## WORK TO DO
Look for the string "Total" in the lines and copy each line that has it.

[Start of DATA PROVIDED]

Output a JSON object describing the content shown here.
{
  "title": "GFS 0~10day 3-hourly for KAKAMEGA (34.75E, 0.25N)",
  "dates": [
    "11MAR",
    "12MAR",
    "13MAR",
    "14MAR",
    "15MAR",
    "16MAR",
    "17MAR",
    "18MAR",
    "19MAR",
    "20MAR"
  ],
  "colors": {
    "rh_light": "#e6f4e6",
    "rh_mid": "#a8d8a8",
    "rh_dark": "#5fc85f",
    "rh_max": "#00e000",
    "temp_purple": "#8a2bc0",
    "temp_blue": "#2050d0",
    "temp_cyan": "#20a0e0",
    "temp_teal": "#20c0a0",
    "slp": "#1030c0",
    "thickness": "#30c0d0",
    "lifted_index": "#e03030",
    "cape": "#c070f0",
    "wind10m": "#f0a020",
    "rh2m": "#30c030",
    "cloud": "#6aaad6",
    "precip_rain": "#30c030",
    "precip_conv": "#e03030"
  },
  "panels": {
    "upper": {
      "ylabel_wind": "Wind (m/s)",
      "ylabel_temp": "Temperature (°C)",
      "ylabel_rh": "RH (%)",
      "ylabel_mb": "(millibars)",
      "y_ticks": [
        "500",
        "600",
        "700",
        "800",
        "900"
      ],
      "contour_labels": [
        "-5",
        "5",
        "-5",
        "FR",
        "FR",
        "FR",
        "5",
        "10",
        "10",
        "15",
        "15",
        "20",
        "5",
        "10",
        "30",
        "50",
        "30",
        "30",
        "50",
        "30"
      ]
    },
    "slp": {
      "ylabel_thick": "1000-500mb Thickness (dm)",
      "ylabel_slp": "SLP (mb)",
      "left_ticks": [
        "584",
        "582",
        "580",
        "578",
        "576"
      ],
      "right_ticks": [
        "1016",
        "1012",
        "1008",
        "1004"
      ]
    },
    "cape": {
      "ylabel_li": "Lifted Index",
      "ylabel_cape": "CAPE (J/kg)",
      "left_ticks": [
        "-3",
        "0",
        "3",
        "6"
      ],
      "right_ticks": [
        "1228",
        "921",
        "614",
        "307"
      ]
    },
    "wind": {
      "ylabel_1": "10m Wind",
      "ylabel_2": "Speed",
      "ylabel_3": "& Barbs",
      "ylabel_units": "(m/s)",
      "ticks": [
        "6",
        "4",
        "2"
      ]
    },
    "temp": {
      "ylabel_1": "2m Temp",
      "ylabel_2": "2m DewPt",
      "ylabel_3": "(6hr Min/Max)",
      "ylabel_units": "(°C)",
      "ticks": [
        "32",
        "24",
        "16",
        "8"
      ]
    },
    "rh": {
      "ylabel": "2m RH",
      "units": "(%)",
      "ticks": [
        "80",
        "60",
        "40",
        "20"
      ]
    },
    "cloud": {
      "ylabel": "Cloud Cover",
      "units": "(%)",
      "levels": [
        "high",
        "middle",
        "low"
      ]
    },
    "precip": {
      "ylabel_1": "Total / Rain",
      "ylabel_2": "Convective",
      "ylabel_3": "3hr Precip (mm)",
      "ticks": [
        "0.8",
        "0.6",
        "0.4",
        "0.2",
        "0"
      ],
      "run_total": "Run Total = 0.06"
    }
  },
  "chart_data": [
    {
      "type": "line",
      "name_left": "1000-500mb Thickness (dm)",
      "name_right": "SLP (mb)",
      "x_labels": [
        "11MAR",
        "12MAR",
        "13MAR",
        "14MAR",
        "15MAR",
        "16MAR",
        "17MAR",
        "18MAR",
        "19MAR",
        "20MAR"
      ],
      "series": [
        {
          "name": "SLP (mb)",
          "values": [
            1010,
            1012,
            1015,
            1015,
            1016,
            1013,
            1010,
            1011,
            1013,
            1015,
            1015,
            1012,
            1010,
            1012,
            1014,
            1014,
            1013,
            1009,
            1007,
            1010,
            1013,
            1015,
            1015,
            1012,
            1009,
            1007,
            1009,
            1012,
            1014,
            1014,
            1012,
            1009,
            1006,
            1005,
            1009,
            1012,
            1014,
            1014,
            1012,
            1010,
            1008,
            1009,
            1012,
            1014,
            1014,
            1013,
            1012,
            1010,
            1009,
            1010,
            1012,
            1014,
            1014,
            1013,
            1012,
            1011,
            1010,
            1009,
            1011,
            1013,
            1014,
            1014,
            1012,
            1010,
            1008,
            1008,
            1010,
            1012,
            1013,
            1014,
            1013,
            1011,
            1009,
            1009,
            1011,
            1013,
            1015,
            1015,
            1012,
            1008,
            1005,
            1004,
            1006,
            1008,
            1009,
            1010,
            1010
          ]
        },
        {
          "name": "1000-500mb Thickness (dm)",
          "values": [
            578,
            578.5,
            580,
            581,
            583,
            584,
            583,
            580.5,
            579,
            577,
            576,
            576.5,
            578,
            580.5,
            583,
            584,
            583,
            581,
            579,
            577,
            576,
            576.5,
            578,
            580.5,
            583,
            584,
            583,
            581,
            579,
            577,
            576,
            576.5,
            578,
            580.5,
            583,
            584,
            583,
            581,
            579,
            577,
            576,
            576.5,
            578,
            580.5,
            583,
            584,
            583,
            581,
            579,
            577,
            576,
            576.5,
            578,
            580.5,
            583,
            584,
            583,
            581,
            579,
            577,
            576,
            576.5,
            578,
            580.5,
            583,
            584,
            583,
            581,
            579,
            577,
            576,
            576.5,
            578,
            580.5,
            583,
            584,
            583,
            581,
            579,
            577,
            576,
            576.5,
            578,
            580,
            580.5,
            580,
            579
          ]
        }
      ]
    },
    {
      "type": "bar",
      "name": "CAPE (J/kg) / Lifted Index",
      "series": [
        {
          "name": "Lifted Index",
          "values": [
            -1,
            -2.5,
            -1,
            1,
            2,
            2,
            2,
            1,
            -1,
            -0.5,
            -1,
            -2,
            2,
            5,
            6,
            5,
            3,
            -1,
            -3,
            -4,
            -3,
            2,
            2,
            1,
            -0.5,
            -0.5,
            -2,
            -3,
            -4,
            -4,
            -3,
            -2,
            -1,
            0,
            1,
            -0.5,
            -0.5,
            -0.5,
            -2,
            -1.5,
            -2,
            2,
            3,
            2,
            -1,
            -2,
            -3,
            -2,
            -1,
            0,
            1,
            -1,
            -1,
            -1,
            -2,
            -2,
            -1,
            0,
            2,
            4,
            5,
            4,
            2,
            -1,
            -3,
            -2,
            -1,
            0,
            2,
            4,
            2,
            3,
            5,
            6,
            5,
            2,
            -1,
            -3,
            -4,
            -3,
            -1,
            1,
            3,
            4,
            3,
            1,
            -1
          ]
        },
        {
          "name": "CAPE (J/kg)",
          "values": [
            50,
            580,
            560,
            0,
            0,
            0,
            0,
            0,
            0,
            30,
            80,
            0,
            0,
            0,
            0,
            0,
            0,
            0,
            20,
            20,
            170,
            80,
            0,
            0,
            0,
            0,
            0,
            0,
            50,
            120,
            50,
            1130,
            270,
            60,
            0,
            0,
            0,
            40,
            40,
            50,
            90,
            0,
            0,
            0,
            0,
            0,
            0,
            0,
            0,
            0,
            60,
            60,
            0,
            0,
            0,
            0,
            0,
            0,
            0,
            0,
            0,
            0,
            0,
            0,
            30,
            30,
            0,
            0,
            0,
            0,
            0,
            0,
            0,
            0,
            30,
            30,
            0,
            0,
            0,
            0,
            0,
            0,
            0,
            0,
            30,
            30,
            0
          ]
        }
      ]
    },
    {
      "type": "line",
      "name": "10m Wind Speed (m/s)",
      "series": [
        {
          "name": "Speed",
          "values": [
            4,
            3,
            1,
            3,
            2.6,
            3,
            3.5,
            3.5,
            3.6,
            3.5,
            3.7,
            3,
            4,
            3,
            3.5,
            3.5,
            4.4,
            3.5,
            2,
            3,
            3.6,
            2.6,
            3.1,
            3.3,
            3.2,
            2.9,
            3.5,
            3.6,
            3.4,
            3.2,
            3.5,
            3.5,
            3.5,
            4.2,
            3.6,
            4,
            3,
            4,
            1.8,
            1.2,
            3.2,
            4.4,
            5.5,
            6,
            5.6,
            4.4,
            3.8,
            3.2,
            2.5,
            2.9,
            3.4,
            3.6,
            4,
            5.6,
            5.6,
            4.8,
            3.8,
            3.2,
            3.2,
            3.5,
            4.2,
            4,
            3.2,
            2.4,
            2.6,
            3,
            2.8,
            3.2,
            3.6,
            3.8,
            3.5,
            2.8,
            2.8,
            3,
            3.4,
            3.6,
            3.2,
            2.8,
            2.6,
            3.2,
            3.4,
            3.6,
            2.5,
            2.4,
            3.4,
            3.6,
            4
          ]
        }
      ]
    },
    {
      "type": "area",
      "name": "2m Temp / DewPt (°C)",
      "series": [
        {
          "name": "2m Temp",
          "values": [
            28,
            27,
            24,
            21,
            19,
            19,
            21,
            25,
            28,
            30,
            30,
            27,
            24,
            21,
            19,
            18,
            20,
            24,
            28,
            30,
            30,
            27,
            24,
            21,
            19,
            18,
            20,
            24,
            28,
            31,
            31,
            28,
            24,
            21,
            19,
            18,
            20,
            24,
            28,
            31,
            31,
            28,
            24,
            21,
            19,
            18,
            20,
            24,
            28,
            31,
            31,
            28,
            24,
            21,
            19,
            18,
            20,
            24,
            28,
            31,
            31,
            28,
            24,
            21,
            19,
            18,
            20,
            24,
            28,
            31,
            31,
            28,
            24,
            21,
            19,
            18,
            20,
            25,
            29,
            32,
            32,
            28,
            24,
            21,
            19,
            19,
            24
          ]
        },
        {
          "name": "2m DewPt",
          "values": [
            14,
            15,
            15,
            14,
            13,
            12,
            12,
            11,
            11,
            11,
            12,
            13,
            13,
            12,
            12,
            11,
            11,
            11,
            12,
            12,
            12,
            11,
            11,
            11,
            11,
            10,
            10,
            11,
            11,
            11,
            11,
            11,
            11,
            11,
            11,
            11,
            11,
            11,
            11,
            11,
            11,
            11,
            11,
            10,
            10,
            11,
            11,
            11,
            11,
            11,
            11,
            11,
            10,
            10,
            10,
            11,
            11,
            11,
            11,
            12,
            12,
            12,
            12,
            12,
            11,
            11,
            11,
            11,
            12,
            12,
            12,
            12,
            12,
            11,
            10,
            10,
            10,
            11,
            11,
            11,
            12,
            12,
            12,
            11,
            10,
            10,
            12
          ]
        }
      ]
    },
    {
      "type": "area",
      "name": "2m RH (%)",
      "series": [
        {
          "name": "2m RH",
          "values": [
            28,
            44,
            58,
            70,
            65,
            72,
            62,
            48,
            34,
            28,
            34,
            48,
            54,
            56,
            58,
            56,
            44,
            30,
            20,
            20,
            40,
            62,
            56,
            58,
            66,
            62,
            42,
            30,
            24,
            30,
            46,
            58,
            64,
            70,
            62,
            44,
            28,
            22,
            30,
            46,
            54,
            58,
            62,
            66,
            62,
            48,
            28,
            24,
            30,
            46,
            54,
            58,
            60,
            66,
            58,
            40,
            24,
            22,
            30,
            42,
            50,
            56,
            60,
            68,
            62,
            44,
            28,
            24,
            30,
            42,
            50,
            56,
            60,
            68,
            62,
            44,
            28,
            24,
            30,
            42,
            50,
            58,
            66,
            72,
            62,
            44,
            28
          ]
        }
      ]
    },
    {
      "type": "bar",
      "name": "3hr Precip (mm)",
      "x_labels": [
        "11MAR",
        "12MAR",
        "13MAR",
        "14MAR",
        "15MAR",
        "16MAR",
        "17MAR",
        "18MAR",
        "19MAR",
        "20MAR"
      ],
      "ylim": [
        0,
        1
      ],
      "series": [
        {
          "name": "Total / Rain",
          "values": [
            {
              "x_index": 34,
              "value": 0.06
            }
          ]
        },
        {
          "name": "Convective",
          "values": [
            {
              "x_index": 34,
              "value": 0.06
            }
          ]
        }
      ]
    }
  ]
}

[End of DATA PROVIDED]

## RESULT
      "ylabel_1": "Total / Rain",
      "run_total": "Run Total = 0.06"
          "name": "Total / Rain",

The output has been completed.